A single number is the answer here: how many lines of the entries contain "ylabel"?

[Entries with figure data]
━━━━━━━━━━
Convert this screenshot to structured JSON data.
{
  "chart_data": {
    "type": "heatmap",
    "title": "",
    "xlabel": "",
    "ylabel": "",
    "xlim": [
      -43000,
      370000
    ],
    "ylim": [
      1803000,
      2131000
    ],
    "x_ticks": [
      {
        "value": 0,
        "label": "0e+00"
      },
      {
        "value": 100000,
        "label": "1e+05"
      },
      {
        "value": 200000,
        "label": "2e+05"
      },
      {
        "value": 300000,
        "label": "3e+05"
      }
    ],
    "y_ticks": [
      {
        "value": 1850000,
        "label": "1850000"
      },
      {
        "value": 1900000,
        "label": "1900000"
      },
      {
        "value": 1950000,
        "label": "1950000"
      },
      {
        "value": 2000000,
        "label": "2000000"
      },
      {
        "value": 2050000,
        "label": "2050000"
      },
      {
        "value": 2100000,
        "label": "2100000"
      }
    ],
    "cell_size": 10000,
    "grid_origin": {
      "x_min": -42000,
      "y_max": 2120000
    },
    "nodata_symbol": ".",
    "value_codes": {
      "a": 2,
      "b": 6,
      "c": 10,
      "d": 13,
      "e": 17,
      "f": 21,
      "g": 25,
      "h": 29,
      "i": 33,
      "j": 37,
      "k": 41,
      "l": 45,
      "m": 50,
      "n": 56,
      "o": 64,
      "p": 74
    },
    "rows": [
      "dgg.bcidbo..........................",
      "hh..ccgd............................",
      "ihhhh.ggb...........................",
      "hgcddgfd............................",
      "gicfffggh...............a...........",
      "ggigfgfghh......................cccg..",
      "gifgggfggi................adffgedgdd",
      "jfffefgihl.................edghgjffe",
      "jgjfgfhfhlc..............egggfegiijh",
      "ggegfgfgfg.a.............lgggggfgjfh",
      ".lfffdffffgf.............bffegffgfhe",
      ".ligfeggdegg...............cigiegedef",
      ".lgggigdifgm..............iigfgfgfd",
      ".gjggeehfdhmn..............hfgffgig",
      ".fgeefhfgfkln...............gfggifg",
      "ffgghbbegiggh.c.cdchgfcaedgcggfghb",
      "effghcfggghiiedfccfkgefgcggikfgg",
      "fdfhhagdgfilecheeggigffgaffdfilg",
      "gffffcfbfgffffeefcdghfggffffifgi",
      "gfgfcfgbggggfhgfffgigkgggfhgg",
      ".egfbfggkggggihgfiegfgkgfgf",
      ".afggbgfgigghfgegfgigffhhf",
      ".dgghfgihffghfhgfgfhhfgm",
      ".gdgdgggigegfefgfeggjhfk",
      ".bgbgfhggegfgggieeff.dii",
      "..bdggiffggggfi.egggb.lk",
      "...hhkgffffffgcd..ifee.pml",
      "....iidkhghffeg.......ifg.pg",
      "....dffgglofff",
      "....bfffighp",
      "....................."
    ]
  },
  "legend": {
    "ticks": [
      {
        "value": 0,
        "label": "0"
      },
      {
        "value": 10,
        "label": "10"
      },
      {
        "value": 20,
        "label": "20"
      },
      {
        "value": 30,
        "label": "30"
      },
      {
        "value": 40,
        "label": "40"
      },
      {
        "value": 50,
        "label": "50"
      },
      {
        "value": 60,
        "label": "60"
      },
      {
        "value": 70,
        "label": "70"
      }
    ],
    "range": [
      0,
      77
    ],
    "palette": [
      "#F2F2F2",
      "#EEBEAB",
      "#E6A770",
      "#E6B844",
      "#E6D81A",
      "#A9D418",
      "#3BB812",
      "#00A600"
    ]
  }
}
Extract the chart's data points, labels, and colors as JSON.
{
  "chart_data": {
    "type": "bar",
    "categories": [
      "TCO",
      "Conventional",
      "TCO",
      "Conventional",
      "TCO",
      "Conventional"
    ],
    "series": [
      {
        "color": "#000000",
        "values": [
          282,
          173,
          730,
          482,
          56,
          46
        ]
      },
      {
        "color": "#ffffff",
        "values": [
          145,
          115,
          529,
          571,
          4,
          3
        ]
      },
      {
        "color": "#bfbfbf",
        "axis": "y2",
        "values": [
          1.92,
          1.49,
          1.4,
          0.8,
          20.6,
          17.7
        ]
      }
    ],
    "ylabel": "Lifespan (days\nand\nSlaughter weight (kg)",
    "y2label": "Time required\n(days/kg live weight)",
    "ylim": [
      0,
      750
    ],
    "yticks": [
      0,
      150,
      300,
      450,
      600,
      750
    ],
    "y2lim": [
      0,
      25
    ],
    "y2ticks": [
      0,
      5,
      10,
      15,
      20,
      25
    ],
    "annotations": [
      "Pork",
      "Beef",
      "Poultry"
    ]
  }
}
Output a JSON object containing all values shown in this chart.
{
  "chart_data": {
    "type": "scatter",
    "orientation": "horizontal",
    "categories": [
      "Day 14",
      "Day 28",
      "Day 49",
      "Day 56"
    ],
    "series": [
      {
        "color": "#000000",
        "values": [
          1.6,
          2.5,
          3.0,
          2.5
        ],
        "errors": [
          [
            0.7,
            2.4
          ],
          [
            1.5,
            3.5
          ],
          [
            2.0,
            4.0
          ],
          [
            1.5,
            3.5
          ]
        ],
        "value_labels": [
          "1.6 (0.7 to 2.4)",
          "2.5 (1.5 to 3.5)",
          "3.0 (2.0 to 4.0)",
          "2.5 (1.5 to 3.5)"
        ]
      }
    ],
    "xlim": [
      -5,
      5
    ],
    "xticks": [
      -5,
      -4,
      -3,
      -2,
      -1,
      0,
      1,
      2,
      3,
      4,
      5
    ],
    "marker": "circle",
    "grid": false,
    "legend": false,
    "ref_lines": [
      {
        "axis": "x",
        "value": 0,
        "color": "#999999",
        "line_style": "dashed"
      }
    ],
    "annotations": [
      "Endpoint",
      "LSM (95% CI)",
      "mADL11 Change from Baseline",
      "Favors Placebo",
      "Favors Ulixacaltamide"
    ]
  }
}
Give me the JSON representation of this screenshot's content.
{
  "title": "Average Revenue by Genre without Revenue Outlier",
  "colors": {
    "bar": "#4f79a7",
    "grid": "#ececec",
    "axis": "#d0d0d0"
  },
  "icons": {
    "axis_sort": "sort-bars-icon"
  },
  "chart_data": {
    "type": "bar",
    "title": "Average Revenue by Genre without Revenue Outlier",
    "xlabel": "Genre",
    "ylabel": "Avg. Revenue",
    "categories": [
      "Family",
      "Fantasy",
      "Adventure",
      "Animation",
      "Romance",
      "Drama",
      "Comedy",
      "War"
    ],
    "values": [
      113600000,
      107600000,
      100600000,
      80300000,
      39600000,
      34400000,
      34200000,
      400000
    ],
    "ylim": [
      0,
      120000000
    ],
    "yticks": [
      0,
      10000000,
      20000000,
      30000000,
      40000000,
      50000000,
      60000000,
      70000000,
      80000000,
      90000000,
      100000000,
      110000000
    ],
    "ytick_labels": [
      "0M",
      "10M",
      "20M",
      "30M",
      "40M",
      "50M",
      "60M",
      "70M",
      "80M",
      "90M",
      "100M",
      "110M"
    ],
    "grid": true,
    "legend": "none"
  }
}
━━━━━━━━━━
TASK SOLUTION:
3